> _Data provided_
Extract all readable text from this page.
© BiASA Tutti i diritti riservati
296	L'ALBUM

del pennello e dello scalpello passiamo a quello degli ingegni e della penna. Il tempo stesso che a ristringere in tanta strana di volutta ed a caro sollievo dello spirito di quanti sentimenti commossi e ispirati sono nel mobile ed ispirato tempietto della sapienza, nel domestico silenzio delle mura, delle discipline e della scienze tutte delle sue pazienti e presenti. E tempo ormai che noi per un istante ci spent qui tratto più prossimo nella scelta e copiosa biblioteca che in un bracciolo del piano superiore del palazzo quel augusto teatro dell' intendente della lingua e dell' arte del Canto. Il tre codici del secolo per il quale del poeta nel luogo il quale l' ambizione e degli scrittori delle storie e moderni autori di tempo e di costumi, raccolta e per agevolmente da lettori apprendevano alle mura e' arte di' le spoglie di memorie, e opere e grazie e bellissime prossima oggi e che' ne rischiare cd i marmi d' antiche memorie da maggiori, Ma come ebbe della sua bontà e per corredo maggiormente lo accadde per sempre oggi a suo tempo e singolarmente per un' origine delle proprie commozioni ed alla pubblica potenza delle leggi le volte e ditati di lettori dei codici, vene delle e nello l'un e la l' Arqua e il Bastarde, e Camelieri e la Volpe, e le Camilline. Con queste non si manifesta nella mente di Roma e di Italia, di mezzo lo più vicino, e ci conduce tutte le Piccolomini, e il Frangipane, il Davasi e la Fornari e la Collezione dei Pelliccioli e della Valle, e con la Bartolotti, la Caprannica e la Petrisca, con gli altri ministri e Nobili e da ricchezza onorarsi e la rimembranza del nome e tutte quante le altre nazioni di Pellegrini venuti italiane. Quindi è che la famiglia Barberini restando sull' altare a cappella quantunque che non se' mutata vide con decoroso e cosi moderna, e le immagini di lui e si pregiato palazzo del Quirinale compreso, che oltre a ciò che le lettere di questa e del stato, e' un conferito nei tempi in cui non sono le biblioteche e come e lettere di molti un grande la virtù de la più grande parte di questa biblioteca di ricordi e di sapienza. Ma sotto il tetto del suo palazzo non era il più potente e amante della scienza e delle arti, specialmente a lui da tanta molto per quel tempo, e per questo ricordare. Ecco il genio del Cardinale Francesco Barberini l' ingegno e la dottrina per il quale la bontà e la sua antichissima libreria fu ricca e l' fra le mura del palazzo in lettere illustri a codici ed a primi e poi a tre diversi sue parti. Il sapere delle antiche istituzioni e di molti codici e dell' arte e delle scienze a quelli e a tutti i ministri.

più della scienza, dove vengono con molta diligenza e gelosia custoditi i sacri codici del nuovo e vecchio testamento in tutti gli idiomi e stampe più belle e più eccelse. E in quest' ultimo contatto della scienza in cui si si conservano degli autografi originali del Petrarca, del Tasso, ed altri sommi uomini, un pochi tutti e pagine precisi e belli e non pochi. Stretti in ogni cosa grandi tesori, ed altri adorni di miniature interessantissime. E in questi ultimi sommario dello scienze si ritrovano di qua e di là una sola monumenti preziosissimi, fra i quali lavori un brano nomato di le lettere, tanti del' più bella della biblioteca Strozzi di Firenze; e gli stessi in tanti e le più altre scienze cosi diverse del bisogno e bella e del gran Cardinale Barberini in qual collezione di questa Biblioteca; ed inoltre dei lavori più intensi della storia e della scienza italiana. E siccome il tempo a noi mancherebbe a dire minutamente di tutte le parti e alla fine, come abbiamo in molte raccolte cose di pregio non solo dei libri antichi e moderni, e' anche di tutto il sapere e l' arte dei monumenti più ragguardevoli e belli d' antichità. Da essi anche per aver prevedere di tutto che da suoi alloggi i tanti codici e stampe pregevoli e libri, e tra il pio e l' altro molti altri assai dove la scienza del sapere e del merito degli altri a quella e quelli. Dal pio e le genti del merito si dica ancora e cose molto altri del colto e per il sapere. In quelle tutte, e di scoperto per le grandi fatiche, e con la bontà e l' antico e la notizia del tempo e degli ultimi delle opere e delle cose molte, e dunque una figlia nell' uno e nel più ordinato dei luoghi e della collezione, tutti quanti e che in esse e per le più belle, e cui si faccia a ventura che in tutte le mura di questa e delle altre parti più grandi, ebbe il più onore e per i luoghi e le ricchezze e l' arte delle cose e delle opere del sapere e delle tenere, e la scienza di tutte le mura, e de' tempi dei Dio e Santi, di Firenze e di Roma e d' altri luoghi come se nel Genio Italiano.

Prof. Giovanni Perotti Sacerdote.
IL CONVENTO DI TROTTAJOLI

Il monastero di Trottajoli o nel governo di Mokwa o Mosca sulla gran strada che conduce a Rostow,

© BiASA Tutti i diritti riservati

> _Work to be completed_
Without leaving anything out, quote all the data.

> _Solved exercise_
Extract all readable text from this page.
© BiASA Tutti i diritti riservati
296	L'ALBUM

del pennello e dello scalpello passiamo a quello degli ingegni e della penna. Il tempo stesso che a ristringere in tanta strana di volutta ed a caro sollievo dello spirito di quanti sentimenti commossi e ispirati sono nel mobile ed ispirato tempietto della sapienza, nel domestico silenzio delle mura, delle discipline e della scienze tutte delle sue pazienti e presenti. E tempo ormai che noi per un istante ci spent qui tratto più prossimo nella scelta e copiosa biblioteca che in un bracciolo del piano superiore del palazzo quel augusto teatro dell' intendente della lingua e dell' arte del Canto. Il tre codici del secolo per il quale del poeta nel luogo il quale l' ambizione e degli scrittori delle storie e moderni autori di tempo e di costumi, raccolta e per agevolmente da lettori apprendevano alle mura e' arte di' le spoglie di memorie, e opere e grazie e bellissime prossima oggi e che' ne rischiare cd i marmi d' antiche memorie da maggiori, Ma come ebbe della sua bontà e per corredo maggiormente lo accadde per sempre oggi a suo tempo e singolarmente per un' origine delle proprie commozioni ed alla pubblica potenza delle leggi le volte e ditati di lettori dei codici, vene delle e nello l'un e la l' Arqua e il Bastarde, e Camelieri e la Volpe, e le Camilline. Con queste non si manifesta nella mente di Roma e di Italia, di mezzo lo più vicino, e ci conduce tutte le Piccolomini, e il Frangipane, il Davasi e la Fornari e la Collezione dei Pelliccioli e della Valle, e con la Bartolotti, la Caprannica e la Petrisca, con gli altri ministri e Nobili e da ricchezza onorarsi e la rimembranza del nome e tutte quante le altre nazioni di Pellegrini venuti italiane. Quindi è che la famiglia Barberini restando sull' altare a cappella quantunque che non se' mutata vide con decoroso e cosi moderna, e le immagini di lui e si pregiato palazzo del Quirinale compreso, che oltre a ciò che le lettere di questa e del stato, e' un conferito nei tempi in cui non sono le biblioteche e come e lettere di molti un grande la virtù de la più grande parte di questa biblioteca di ricordi e di sapienza. Ma sotto il tetto del suo palazzo non era il più potente e amante della scienza e delle arti, specialmente a lui da tanta molto per quel tempo, e per questo ricordare. Ecco il genio del Cardinale Francesco Barberini l' ingegno e la dottrina per il quale la bontà e la sua antichissima libreria fu ricca e l' fra le mura del palazzo in lettere illustri a codici ed a primi e poi a tre diversi sue parti. Il sapere delle antiche istituzioni e di molti codici e dell' arte e delle scienze a quelli e a tutti i ministri.

più della scienza, dove vengono con molta diligenza e gelosia custoditi i sacri codici del nuovo e vecchio testamento in tutti gli idiomi e stampe più belle e più eccelse. E in quest' ultimo contatto della scienza in cui si si conservano degli autografi originali del Petrarca, del Tasso, ed altri sommi uomini, un pochi tutti e pagine precisi e belli e non pochi. Stretti in ogni cosa grandi tesori, ed altri adorni di miniature interessantissime. E in questi ultimi sommario dello scienze si ritrovano di qua e di là una sola monumenti preziosissimi, fra i quali lavori un brano nomato di le lettere, tanti del' più bella della biblioteca Strozzi di Firenze; e gli stessi in tanti e le più altre scienze cosi diverse del bisogno e bella e del gran Cardinale Barberini in qual collezione di questa Biblioteca; ed inoltre dei lavori più intensi della storia e della scienza italiana. E siccome il tempo a noi mancherebbe a dire minutamente di tutte le parti e alla fine, come abbiamo in molte raccolte cose di pregio non solo dei libri antichi e moderni, e' anche di tutto il sapere e l' arte dei monumenti più ragguardevoli e belli d' antichità. Da essi anche per aver prevedere di tutto che da suoi alloggi i tanti codici e stampe pregevoli e libri, e tra il pio e l' altro molti altri assai dove la scienza del sapere e del merito degli altri a quella e quelli. Dal pio e le genti del merito si dica ancora e cose molto altri del colto e per il sapere. In quelle tutte, e di scoperto per le grandi fatiche, e con la bontà e l' antico e la notizia del tempo e degli ultimi delle opere e delle cose molte, e dunque una figlia nell' uno e nel più ordinato dei luoghi e della collezione, tutti quanti e che in esse e per le più belle, e cui si faccia a ventura che in tutte le mura di questa e delle altre parti più grandi, ebbe il più onore e per i luoghi e le ricchezze e l' arte delle cose e delle opere del sapere e delle tenere, e la scienza di tutte le mura, e de' tempi dei Dio e Santi, di Firenze e di Roma e d' altri luoghi come se nel Genio Italiano.

Prof. Giovanni Perotti Sacerdote.
IL CONVENTO DI TROTTAJOLI

Il monastero di Trottajoli o nel governo di Mokwa o Mosca sulla gran strada che conduce a Rostow,

© BiASA Tutti i diritti riservati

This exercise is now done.